Task brief =
What is the number of lines in the entries below that include the word "вмешательства"? Provide the number only.

Data =
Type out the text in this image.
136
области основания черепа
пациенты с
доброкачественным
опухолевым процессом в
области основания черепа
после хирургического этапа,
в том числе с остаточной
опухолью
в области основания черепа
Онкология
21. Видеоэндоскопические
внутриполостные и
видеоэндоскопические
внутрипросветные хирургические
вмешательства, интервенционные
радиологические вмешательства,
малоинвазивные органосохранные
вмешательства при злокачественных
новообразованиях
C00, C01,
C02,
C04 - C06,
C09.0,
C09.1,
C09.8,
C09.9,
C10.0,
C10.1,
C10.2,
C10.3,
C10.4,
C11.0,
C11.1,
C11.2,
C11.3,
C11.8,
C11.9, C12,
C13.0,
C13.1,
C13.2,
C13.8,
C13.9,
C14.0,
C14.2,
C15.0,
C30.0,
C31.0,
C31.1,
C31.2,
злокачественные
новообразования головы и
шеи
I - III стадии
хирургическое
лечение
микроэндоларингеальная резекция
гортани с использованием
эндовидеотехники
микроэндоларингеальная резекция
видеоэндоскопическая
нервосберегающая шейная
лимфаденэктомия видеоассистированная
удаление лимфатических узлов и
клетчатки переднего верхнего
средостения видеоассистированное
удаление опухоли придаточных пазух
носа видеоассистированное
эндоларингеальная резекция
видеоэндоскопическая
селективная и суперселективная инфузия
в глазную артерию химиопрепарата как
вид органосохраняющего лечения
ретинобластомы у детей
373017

Solved exercise =
3